Stated exercise - Select from the data all lines with the word "text".

Information given -
— start —
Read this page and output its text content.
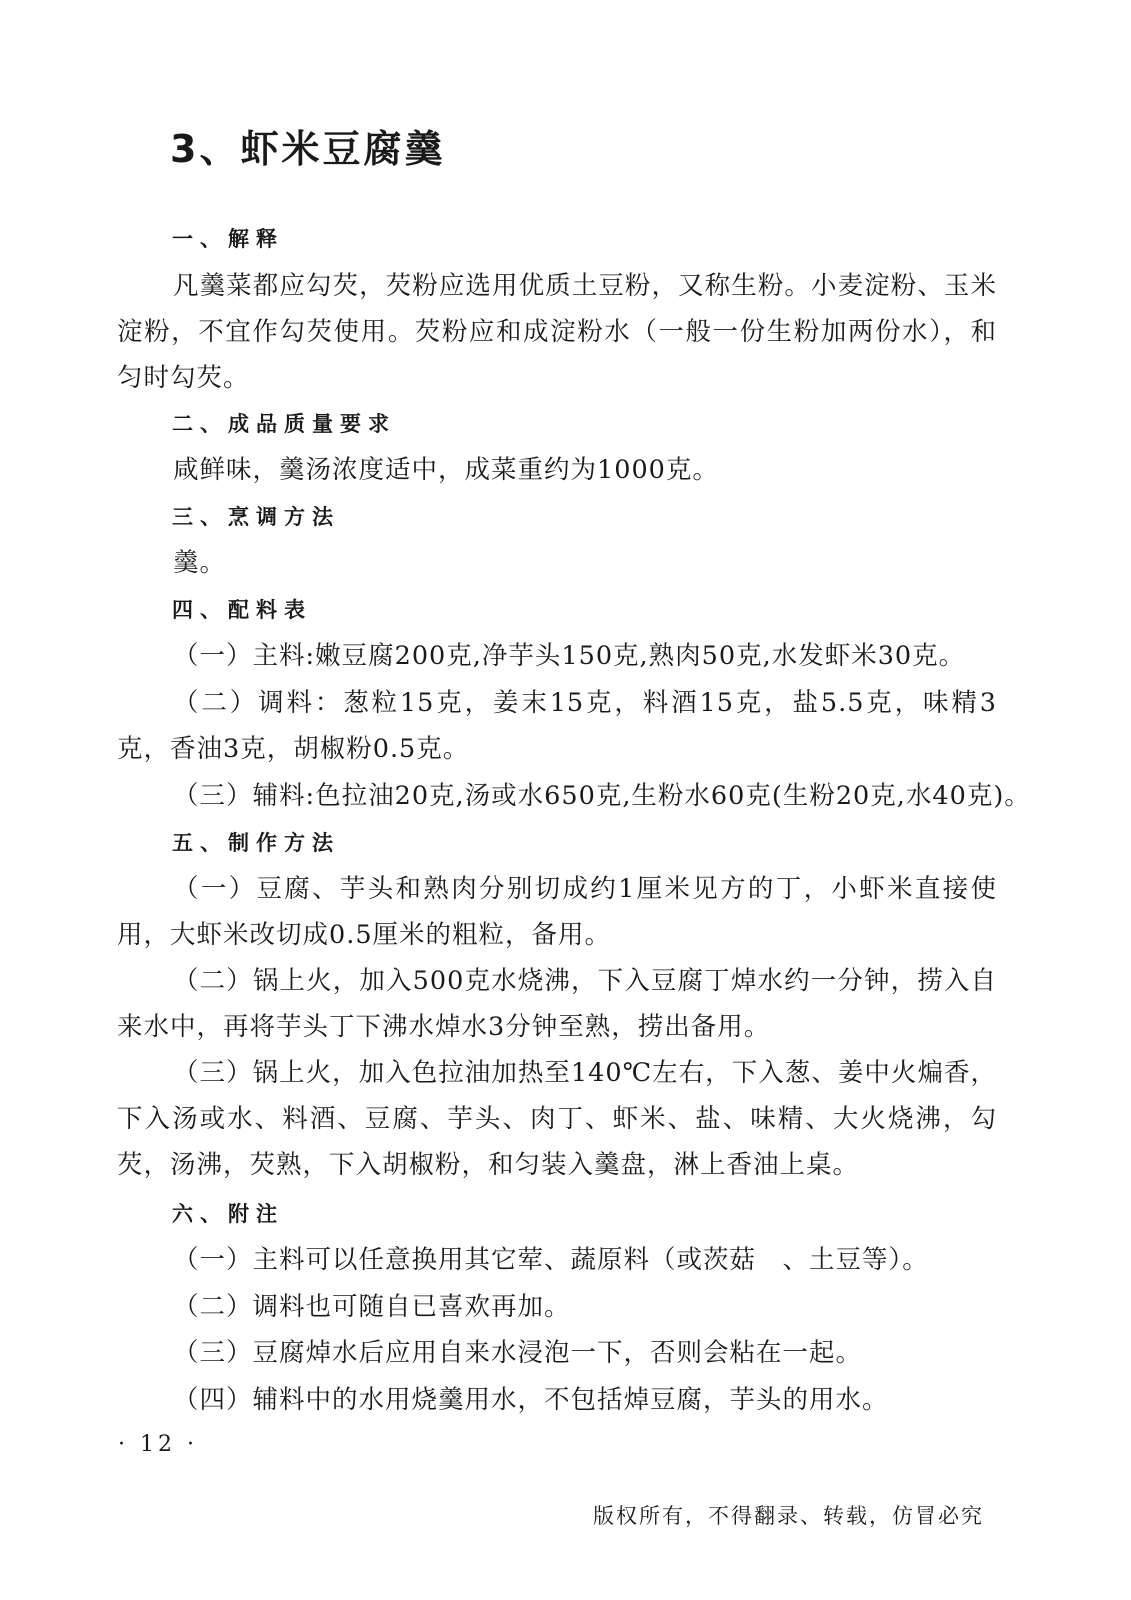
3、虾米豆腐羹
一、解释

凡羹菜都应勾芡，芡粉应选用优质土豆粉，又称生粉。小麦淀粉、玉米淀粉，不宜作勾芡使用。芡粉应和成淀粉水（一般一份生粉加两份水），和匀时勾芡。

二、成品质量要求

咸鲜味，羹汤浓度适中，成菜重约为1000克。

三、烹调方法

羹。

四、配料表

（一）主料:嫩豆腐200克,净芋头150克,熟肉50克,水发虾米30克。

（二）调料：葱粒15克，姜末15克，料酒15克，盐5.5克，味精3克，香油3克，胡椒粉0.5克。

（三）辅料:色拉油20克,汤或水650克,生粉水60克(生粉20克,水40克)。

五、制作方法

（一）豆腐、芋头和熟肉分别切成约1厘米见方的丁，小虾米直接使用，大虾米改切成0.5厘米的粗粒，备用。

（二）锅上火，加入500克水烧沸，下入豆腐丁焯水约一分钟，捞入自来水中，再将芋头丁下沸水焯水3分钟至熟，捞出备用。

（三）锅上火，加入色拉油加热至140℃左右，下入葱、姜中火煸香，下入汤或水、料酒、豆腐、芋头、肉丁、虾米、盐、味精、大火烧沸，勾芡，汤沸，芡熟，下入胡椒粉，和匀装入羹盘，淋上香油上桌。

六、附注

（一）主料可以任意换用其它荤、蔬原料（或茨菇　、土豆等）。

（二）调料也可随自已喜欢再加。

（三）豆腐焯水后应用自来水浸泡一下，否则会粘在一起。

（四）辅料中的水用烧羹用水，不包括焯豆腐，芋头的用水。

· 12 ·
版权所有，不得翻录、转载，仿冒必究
— end —
— start —
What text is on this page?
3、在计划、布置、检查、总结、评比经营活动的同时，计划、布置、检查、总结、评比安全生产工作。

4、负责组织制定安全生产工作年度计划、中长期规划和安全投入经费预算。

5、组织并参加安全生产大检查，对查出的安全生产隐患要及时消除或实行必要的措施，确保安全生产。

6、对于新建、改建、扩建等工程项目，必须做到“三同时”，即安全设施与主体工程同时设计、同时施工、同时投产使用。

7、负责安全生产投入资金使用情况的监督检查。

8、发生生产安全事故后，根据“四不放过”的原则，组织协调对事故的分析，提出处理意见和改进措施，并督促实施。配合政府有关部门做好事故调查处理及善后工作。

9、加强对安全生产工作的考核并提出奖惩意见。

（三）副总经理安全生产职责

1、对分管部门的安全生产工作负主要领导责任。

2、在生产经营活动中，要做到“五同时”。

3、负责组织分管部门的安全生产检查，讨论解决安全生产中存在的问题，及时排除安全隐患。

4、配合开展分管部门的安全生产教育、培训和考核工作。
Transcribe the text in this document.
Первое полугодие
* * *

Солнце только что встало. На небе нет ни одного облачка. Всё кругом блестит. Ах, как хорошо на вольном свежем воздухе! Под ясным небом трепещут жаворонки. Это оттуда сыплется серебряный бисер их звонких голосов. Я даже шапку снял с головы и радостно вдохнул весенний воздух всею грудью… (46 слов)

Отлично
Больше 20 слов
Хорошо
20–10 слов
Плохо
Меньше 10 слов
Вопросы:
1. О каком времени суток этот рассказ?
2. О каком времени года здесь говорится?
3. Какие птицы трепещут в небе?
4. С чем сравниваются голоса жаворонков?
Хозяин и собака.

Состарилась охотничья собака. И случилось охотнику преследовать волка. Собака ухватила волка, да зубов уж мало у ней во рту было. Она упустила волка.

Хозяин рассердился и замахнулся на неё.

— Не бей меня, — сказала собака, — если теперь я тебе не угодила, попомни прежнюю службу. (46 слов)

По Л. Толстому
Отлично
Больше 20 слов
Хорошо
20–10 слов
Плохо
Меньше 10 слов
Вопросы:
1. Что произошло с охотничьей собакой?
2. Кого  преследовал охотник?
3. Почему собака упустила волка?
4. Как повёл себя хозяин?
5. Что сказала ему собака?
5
— end —
Solution to the problem -
Read this page and output its text content.
What text is on this page?
Transcribe the text in this document.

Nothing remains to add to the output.